> **WHAT IS REQUIRED**: Go through the material and tally the lines containing the string "name". Give the total alone.

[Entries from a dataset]
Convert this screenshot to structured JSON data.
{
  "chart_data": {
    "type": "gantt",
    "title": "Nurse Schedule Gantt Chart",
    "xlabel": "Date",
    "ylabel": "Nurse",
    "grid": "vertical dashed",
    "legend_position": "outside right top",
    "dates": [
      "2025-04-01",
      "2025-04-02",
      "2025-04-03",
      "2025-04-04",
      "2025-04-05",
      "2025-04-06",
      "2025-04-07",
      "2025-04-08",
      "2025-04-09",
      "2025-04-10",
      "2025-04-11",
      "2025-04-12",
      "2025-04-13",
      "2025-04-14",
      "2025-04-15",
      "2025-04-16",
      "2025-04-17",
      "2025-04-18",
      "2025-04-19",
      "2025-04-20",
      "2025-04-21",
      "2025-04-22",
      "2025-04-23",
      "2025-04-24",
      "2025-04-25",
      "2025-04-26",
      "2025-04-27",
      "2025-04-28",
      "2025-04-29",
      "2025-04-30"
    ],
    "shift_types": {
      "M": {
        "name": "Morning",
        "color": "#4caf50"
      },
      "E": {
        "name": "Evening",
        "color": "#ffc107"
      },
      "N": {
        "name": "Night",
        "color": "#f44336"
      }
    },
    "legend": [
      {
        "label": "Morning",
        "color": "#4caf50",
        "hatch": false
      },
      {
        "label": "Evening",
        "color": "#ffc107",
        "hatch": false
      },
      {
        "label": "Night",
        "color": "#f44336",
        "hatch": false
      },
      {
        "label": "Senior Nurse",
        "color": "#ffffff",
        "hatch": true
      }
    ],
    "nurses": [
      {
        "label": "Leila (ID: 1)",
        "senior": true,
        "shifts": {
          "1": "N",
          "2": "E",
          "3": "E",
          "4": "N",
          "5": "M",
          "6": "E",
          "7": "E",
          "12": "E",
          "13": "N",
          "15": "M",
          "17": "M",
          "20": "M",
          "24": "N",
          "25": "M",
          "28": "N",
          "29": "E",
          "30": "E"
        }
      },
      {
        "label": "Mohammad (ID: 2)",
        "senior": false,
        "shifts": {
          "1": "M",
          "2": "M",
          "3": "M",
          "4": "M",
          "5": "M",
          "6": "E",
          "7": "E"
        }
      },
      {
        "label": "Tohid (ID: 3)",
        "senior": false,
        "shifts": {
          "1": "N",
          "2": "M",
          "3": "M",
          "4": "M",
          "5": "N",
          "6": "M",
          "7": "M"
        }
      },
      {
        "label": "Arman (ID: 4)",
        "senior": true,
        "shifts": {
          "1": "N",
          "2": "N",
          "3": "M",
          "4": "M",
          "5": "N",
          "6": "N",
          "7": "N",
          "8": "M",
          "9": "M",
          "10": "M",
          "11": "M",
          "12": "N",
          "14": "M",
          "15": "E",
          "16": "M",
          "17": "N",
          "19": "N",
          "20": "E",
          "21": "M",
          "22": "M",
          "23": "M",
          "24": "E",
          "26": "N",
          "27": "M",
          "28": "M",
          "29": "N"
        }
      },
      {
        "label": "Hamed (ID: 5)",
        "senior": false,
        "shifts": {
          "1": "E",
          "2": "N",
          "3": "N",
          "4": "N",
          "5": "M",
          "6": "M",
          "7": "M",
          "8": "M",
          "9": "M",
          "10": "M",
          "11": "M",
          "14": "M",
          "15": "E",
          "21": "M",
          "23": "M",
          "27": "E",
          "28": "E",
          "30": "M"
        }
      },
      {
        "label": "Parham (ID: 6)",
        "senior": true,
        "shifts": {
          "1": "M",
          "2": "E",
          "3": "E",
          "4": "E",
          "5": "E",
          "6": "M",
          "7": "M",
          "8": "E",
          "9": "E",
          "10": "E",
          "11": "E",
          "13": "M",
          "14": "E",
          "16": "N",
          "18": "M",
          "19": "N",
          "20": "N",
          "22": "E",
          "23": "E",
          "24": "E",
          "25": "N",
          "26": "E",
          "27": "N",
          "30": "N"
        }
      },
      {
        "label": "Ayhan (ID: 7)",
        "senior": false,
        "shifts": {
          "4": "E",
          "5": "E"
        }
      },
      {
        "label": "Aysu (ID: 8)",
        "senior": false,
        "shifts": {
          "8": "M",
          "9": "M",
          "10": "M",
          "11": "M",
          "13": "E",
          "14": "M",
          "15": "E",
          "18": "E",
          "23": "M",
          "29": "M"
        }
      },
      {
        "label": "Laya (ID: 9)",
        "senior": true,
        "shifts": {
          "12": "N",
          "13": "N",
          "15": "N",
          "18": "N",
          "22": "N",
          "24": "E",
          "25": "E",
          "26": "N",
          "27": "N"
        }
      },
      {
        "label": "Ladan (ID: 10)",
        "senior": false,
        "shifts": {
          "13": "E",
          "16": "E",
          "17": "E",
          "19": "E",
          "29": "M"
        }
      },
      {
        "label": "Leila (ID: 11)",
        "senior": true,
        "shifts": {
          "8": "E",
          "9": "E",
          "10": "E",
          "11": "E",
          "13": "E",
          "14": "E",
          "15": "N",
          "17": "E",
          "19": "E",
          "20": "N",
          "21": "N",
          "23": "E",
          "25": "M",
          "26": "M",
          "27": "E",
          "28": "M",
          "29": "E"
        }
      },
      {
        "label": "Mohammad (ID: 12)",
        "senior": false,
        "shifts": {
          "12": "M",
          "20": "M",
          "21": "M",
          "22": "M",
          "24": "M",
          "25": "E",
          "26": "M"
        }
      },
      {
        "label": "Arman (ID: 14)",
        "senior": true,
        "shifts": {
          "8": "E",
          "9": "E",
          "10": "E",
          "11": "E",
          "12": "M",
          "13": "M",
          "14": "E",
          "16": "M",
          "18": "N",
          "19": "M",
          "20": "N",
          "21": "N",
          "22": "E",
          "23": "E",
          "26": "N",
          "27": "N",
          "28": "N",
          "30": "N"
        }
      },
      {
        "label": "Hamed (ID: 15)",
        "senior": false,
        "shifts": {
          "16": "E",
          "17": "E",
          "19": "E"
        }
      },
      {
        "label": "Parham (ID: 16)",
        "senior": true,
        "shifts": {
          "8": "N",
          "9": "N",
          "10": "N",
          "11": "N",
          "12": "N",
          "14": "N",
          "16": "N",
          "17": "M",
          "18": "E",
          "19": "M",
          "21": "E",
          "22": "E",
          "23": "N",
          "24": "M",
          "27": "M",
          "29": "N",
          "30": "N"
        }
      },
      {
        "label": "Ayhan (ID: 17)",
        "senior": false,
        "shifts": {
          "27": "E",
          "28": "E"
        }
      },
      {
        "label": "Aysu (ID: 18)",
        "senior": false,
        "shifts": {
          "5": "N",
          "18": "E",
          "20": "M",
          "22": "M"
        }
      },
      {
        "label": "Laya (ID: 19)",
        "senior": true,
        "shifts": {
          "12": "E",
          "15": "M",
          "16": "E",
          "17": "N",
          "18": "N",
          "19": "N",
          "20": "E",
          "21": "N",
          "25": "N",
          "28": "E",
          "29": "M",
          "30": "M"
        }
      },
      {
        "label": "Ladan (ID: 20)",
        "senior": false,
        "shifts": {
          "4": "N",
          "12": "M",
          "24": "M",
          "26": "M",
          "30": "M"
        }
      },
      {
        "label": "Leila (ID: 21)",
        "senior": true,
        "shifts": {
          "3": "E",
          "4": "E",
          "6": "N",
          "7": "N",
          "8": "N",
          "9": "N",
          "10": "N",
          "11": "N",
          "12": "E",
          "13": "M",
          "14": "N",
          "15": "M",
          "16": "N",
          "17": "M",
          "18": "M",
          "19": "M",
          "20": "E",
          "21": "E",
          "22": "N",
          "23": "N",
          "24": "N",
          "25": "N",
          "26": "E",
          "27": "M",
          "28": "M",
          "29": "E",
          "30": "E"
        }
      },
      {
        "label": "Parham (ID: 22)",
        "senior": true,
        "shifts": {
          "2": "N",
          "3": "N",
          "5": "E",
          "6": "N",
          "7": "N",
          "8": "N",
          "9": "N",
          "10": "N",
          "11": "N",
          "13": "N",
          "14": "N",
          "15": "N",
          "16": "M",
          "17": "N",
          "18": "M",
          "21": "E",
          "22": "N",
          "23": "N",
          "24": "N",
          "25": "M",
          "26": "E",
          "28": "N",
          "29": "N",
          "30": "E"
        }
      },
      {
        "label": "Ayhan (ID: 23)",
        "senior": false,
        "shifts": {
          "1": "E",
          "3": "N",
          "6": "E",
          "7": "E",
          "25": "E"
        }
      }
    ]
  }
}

> **ANSWER TO THIS TASK**: 3